• [Written instruction]:
Only lines with the string "delete" matter here; gather them from the material below.

• [Input for this task]:

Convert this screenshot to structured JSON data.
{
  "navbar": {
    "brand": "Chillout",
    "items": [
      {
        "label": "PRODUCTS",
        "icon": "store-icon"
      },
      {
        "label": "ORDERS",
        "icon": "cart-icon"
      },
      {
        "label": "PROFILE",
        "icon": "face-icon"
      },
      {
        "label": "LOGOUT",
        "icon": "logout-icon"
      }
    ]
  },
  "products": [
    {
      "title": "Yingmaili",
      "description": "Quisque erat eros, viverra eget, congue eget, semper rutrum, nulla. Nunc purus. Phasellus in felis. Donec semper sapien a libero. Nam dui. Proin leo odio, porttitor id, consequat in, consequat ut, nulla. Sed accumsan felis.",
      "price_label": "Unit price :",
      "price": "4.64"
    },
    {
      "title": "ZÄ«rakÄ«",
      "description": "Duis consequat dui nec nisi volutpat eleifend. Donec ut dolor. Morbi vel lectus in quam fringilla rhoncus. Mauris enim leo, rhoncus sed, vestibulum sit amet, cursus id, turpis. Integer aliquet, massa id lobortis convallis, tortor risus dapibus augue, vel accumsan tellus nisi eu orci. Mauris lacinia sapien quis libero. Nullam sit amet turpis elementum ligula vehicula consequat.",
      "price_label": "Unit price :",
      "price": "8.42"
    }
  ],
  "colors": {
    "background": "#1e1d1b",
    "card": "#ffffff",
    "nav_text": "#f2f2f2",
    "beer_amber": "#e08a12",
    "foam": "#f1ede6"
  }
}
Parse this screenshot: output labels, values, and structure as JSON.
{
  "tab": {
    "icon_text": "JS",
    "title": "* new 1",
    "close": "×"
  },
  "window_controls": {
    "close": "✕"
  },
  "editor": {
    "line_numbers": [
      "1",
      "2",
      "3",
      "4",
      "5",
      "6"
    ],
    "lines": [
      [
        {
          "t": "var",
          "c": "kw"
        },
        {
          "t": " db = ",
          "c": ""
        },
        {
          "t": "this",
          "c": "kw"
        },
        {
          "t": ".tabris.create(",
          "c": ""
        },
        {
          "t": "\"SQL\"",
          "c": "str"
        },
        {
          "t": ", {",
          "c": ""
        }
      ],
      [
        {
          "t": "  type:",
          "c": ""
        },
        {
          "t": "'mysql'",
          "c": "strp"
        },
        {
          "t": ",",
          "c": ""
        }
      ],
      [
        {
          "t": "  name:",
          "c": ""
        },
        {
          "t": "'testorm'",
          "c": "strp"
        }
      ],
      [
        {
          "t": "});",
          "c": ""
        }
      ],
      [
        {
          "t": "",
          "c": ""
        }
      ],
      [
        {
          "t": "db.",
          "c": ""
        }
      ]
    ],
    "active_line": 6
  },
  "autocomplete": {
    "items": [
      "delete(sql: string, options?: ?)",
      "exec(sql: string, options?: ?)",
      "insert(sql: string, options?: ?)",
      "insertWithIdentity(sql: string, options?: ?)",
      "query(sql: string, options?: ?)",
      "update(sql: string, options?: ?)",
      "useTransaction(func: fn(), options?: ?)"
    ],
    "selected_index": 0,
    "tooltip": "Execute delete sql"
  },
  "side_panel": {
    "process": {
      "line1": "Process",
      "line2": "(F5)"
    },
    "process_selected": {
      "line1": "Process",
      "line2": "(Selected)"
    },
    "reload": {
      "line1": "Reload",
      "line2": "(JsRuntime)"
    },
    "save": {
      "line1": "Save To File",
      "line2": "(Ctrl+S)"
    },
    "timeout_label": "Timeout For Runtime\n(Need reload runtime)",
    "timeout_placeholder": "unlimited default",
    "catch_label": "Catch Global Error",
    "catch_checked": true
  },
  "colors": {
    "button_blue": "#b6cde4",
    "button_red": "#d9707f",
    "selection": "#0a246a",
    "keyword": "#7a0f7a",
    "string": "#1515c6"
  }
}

• [Output below]:
      "delete(sql: string, options?: ?)",
    "tooltip": "Execute delete sql"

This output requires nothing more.